The request:
Filter for the word "дворѣ" and keep each matching line.

Provided records:

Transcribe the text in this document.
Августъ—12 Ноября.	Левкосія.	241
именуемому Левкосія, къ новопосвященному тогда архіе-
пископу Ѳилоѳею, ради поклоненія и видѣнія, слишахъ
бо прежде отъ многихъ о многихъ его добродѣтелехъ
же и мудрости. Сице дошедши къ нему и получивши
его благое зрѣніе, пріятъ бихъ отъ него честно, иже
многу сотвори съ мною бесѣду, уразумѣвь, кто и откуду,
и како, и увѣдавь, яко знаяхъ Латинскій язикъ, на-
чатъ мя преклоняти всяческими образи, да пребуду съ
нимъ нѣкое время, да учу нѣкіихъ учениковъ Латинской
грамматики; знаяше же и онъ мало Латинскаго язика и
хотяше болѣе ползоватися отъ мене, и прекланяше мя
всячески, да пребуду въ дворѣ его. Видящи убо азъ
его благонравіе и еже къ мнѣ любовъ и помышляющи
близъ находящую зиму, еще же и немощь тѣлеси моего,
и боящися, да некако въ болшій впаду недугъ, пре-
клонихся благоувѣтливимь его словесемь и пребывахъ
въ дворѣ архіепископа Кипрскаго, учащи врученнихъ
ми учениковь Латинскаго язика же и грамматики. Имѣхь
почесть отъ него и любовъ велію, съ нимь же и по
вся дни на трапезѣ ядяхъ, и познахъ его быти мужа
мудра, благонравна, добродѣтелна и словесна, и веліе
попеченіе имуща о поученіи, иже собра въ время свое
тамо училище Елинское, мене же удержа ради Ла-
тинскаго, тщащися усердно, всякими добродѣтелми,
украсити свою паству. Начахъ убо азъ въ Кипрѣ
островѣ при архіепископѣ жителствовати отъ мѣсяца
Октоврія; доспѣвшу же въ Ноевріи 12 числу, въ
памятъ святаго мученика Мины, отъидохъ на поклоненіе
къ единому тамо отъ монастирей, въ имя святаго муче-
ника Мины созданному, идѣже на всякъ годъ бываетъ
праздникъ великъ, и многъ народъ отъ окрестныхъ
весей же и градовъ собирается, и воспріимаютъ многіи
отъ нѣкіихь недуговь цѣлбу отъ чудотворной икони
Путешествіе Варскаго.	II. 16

Exercise answer:
всячески, да пребуду въ дворѣ его. Видящи убо азъ
въ дворѣ архіепископа Кипрскаго, учащи врученнихъ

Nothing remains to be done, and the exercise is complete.